SOURCE DOCUMENT ->

As Reuters recently reported:
A subsidiary of BorgWarner Inc is off the hook for a massive $32.5 million punitive damage award in an asbestos lawsuit, after a California state appeals court ruled plaintiffs had failed to delve deeply enough into the company’s financial condition.
The other plaintiffs’ claims moved forward, and the jury ultimately found that [BorgWarner’s subsidiary] BWMT’s negligence was a substantial factor in causing Medina’s death and allocated 35 percent of the total fault to BWMT. By special verdict, the jury awarded economic damages of $60,000 to Medina’s estate and $130,455.70 to each of Medina’s daughters. The jury further awarded $2,000,000 to each of Medina’s daughters for their noneconomic losses. After hearing evidence of BWMT’s financial condition and Medina’s pain and suffering during the second phase of trial, the jury awarded Medina’s estate $32,500,000 in punitive damages. The court entered judgment in plaintiffs’ favor after denying BWMT’s motions for judgment notwithstanding the verdict and for a new trial.

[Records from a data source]
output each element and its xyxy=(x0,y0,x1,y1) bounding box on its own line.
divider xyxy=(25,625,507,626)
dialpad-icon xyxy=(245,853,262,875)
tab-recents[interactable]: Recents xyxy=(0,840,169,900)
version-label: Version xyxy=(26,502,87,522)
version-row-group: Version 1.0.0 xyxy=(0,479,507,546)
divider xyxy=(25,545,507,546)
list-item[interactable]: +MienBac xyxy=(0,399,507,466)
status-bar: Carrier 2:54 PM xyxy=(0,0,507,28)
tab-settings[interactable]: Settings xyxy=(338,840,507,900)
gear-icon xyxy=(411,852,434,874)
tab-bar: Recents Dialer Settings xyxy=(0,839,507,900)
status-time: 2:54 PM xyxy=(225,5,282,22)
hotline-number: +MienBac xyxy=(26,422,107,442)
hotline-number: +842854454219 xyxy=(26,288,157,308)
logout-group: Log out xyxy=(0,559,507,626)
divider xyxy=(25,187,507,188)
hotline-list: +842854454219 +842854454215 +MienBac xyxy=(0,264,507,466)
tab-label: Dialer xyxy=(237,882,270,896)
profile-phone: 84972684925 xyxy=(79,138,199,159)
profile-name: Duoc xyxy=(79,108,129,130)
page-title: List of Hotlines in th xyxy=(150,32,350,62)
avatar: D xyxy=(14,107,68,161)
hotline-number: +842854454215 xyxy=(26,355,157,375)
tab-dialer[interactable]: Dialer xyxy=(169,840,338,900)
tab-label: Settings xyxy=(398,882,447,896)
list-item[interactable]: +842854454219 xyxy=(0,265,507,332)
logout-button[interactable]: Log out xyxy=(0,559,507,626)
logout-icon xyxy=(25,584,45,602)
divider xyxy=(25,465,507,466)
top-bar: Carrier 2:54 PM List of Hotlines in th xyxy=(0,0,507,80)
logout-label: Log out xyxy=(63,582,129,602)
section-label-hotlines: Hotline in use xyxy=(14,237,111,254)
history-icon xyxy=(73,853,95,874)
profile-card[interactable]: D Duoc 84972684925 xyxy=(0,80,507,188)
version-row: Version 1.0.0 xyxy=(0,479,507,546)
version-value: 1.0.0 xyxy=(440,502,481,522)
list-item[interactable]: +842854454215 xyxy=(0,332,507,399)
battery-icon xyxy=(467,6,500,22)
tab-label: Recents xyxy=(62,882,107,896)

TASKS TO CARRY OUT ->
**A)** Translate this sentence from the asbestos lawsuit report into Spanish: "The jury further awarded $2,000,000 to each of Medina’s daughters for their noneconomic losses."
**B)** According to the asbestos lawsuit report, what share of the total fault did the jury allocate to BWMT?
**C)** Extend the asbestos lawsuit report by writing what comes after its final sentence.

ANSWERS BY TASK ->
**A)** El jurado además otorgó $2,000,000 a cada una de las hijas de Medina por sus pérdidas no económicas.

**B)** 35 percent.

**C)**
In California, “Civil Code section 3294, subdivision (a) permits an award of exemplary or punitive damages ‘for the breach of an obligation not arising from contract, where it is proven by clear and convincing evidence that the defendant has been guilty of oppression, fraud, or malice.’” In the course of reaching its ultimate opinion, the Court noted that “The ultimately proper level of punitive damages is an amount not so low that defendant can absorb it with little or no discomfort [citation], nor so high that it destroys, annihilates, or cripples the defendant. [Citations.]” (Rufo v. Simpson (2001) 86 Cal.App.4th 573, 621-622.). The Court then decided that the Plaintiffs did not conduct adequate discovery into the financial condition of BWMT so as to support the $32.5 million punitive damages award, and that testimony from forensic accounting expert Robert Johnson based on publicly available financial documents was insufficient to support the award. The Court left the $6.4 million economic and noneconomic award intact.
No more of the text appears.